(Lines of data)

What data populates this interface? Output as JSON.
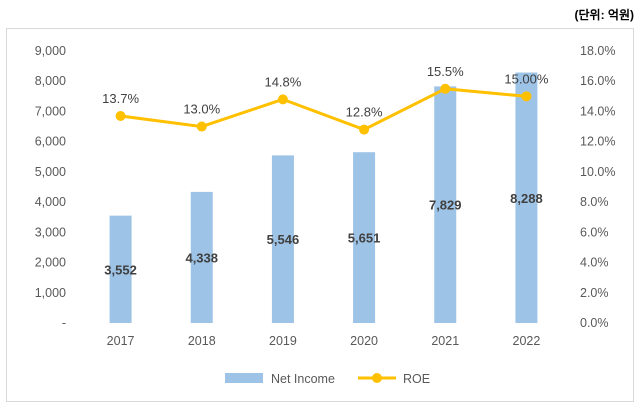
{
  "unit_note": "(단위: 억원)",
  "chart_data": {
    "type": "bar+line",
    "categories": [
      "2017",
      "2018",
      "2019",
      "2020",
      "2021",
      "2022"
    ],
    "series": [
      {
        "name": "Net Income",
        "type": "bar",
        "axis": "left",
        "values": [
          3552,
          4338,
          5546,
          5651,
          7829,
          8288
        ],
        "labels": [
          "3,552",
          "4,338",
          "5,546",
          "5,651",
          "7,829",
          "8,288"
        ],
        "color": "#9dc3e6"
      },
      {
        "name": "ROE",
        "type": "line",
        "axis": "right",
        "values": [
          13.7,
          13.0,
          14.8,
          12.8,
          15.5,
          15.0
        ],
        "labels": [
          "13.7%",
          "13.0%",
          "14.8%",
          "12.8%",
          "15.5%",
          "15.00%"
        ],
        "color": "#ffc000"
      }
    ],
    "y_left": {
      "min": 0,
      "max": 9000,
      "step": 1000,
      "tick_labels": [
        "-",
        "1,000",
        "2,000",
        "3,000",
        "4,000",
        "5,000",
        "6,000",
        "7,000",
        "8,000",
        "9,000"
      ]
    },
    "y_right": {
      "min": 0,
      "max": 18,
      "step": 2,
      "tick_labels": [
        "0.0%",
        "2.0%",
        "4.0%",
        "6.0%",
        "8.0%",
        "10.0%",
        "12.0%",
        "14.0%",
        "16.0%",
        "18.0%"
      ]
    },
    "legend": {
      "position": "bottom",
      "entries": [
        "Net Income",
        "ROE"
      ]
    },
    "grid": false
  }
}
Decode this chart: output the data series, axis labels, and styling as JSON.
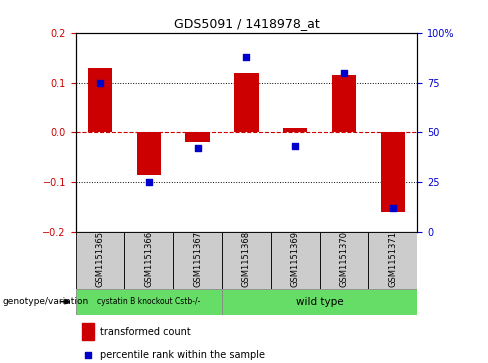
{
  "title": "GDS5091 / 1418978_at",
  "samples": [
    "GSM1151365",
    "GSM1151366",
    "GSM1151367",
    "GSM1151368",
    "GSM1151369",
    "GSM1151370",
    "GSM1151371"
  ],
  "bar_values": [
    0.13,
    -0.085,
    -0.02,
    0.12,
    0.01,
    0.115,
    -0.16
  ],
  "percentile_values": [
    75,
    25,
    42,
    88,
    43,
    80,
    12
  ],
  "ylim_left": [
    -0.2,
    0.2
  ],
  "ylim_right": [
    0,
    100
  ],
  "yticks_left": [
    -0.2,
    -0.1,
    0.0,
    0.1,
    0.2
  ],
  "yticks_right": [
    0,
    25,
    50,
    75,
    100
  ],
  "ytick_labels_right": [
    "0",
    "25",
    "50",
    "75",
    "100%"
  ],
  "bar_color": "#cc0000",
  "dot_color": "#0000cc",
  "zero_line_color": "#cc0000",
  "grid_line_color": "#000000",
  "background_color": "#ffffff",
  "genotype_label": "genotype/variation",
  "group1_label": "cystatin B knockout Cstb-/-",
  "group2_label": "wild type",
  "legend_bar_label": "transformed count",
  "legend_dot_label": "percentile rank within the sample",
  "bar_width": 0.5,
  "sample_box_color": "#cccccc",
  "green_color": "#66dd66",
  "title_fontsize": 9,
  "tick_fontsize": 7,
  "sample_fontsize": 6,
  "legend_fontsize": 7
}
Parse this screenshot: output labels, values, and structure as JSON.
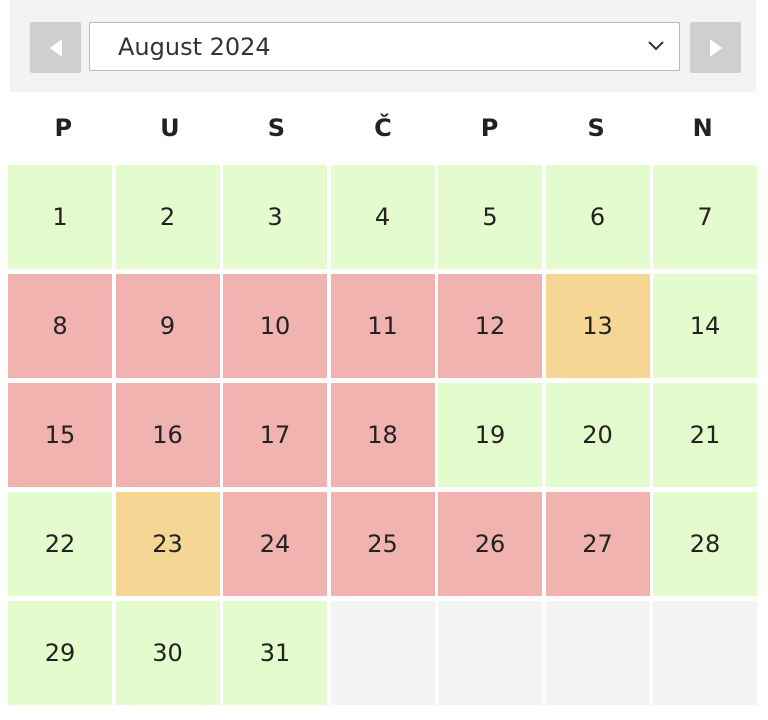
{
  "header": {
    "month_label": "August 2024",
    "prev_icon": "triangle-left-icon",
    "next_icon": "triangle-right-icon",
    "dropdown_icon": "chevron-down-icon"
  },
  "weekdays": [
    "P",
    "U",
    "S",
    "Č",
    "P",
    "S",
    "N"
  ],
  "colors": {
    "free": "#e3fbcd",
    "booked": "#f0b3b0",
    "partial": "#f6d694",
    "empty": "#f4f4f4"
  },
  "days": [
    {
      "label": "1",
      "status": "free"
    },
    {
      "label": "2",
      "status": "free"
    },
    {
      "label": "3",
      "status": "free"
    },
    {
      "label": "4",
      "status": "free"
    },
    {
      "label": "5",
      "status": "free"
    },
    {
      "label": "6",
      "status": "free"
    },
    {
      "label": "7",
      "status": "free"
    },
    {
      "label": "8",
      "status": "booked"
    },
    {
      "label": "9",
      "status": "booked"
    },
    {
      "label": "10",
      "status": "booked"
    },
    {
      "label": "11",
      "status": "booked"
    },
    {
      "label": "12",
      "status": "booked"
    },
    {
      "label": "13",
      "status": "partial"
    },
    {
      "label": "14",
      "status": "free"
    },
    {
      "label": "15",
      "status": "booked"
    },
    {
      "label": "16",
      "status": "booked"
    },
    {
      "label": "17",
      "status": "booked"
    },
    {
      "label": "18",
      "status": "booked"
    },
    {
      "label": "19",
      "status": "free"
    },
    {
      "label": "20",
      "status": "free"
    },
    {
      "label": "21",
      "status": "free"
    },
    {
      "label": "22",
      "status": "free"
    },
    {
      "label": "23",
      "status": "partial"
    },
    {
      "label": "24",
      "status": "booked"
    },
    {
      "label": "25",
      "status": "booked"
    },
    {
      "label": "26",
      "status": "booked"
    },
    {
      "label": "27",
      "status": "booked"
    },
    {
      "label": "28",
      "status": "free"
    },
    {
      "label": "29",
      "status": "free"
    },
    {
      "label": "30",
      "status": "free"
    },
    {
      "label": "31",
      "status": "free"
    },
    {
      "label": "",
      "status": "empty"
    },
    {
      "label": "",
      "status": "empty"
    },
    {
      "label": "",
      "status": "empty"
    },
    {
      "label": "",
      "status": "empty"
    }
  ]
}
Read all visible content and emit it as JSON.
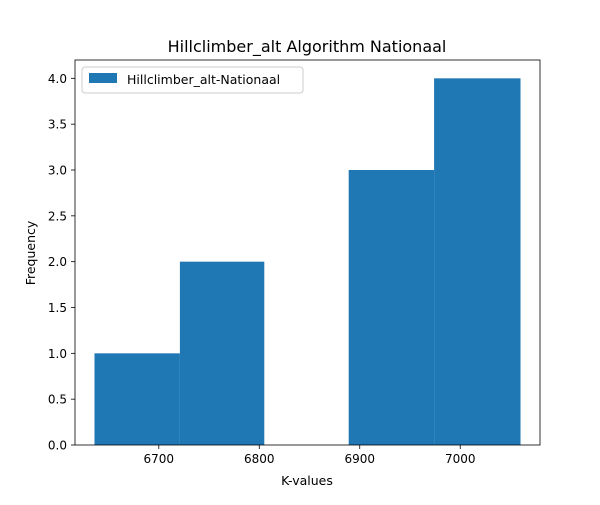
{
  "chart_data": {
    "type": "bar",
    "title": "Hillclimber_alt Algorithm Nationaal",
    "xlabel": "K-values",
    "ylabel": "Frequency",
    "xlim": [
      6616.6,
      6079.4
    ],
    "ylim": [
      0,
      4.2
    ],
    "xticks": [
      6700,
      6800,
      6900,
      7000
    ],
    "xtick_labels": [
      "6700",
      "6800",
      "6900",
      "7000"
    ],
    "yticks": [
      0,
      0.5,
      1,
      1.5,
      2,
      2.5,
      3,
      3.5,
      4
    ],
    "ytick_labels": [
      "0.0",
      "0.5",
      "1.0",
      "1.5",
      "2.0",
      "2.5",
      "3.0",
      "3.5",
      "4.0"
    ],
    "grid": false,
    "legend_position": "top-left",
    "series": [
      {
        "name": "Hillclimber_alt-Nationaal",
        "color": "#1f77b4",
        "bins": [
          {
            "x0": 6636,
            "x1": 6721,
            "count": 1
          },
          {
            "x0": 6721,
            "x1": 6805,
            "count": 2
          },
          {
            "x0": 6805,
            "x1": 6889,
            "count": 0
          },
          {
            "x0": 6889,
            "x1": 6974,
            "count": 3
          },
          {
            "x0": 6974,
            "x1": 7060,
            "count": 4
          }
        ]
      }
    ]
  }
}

| Short problem |
Give the entries again without a single change, but with no pictures.

| Task response |
What data populates this interface? Output as JSON.
{
  "unit_note": "(단위: 억원)",
  "chart_data": {
    "type": "bar+line",
    "categories": [
      "2017",
      "2018",
      "2019",
      "2020",
      "2021",
      "2022"
    ],
    "series": [
      {
        "name": "Net Income",
        "type": "bar",
        "axis": "left",
        "values": [
          3552,
          4338,
          5546,
          5651,
          7829,
          8288
        ],
        "labels": [
          "3,552",
          "4,338",
          "5,546",
          "5,651",
          "7,829",
          "8,288"
        ],
        "color": "#9dc3e6"
      },
      {
        "name": "ROE",
        "type": "line",
        "axis": "right",
        "values": [
          13.7,
          13.0,
          14.8,
          12.8,
          15.5,
          15.0
        ],
        "labels": [
          "13.7%",
          "13.0%",
          "14.8%",
          "12.8%",
          "15.5%",
          "15.00%"
        ],
        "color": "#ffc000"
      }
    ],
    "y_left": {
      "min": 0,
      "max": 9000,
      "step": 1000,
      "tick_labels": [
        "-",
        "1,000",
        "2,000",
        "3,000",
        "4,000",
        "5,000",
        "6,000",
        "7,000",
        "8,000",
        "9,000"
      ]
    },
    "y_right": {
      "min": 0,
      "max": 18,
      "step": 2,
      "tick_labels": [
        "0.0%",
        "2.0%",
        "4.0%",
        "6.0%",
        "8.0%",
        "10.0%",
        "12.0%",
        "14.0%",
        "16.0%",
        "18.0%"
      ]
    },
    "legend": {
      "position": "bottom",
      "entries": [
        "Net Income",
        "ROE"
      ]
    },
    "grid": false
  }
}
Decode this chart: output the data series, axis labels, and styling as JSON.
{
  "title": "GDS5091 / 1418978_at",
  "samples": [
    "GSM1151365",
    "GSM1151366",
    "GSM1151367",
    "GSM1151368",
    "GSM1151369",
    "GSM1151370",
    "GSM1151371"
  ],
  "bar_values": [
    0.13,
    -0.085,
    -0.02,
    0.12,
    0.01,
    0.115,
    -0.16
  ],
  "percentile_values": [
    75,
    25,
    42,
    88,
    43,
    80,
    12
  ],
  "ylim_left": [
    -0.2,
    0.2
  ],
  "ylim_right": [
    0,
    100
  ],
  "yticks_left": [
    -0.2,
    -0.1,
    0.0,
    0.1,
    0.2
  ],
  "yticks_right": [
    0,
    25,
    50,
    75,
    100
  ],
  "ytick_labels_right": [
    "0",
    "25",
    "50",
    "75",
    "100%"
  ],
  "bar_color": "#cc0000",
  "dot_color": "#0000cc",
  "zero_line_color": "#cc0000",
  "grid_line_color": "#000000",
  "background_color": "#ffffff",
  "genotype_label": "genotype/variation",
  "group1_label": "cystatin B knockout Cstb-/-",
  "group2_label": "wild type",
  "legend_bar_label": "transformed count",
  "legend_dot_label": "percentile rank within the sample",
  "bar_width": 0.5,
  "sample_box_color": "#cccccc",
  "green_color": "#66dd66",
  "title_fontsize": 9,
  "tick_fontsize": 7,
  "sample_fontsize": 6,
  "legend_fontsize": 7
}
Parse this screenshot: output labels, values, and structure as JSON.
{
  "header": {
    "month_label": "August 2024",
    "prev_icon": "triangle-left-icon",
    "next_icon": "triangle-right-icon",
    "dropdown_icon": "chevron-down-icon"
  },
  "weekdays": [
    "P",
    "U",
    "S",
    "Č",
    "P",
    "S",
    "N"
  ],
  "colors": {
    "free": "#e3fbcd",
    "booked": "#f0b3b0",
    "partial": "#f6d694",
    "empty": "#f4f4f4"
  },
  "days": [
    {
      "label": "1",
      "status": "free"
    },
    {
      "label": "2",
      "status": "free"
    },
    {
      "label": "3",
      "status": "free"
    },
    {
      "label": "4",
      "status": "free"
    },
    {
      "label": "5",
      "status": "free"
    },
    {
      "label": "6",
      "status": "free"
    },
    {
      "label": "7",
      "status": "free"
    },
    {
      "label": "8",
      "status": "booked"
    },
    {
      "label": "9",
      "status": "booked"
    },
    {
      "label": "10",
      "status": "booked"
    },
    {
      "label": "11",
      "status": "booked"
    },
    {
      "label": "12",
      "status": "booked"
    },
    {
      "label": "13",
      "status": "partial"
    },
    {
      "label": "14",
      "status": "free"
    },
    {
      "label": "15",
      "status": "booked"
    },
    {
      "label": "16",
      "status": "booked"
    },
    {
      "label": "17",
      "status": "booked"
    },
    {
      "label": "18",
      "status": "booked"
    },
    {
      "label": "19",
      "status": "free"
    },
    {
      "label": "20",
      "status": "free"
    },
    {
      "label": "21",
      "status": "free"
    },
    {
      "label": "22",
      "status": "free"
    },
    {
      "label": "23",
      "status": "partial"
    },
    {
      "label": "24",
      "status": "booked"
    },
    {
      "label": "25",
      "status": "booked"
    },
    {
      "label": "26",
      "status": "booked"
    },
    {
      "label": "27",
      "status": "booked"
    },
    {
      "label": "28",
      "status": "free"
    },
    {
      "label": "29",
      "status": "free"
    },
    {
      "label": "30",
      "status": "free"
    },
    {
      "label": "31",
      "status": "free"
    },
    {
      "label": "",
      "status": "empty"
    },
    {
      "label": "",
      "status": "empty"
    },
    {
      "label": "",
      "status": "empty"
    },
    {
      "label": "",
      "status": "empty"
    }
  ]
}
Read all visible content and emit it as JSON.
{
  "chart_data": {
    "type": "bar",
    "title": "Hillclimber_alt Algorithm Nationaal",
    "xlabel": "K-values",
    "ylabel": "Frequency",
    "xlim": [
      6616.6,
      6079.4
    ],
    "ylim": [
      0,
      4.2
    ],
    "xticks": [
      6700,
      6800,
      6900,
      7000
    ],
    "xtick_labels": [
      "6700",
      "6800",
      "6900",
      "7000"
    ],
    "yticks": [
      0,
      0.5,
      1,
      1.5,
      2,
      2.5,
      3,
      3.5,
      4
    ],
    "ytick_labels": [
      "0.0",
      "0.5",
      "1.0",
      "1.5",
      "2.0",
      "2.5",
      "3.0",
      "3.5",
      "4.0"
    ],
    "grid": false,
    "legend_position": "top-left",
    "series": [
      {
        "name": "Hillclimber_alt-Nationaal",
        "color": "#1f77b4",
        "bins": [
          {
            "x0": 6636,
            "x1": 6721,
            "count": 1
          },
          {
            "x0": 6721,
            "x1": 6805,
            "count": 2
          },
          {
            "x0": 6805,
            "x1": 6889,
            "count": 0
          },
          {
            "x0": 6889,
            "x1": 6974,
            "count": 3
          },
          {
            "x0": 6974,
            "x1": 7060,
            "count": 4
          }
        ]
      }
    ]
  }
}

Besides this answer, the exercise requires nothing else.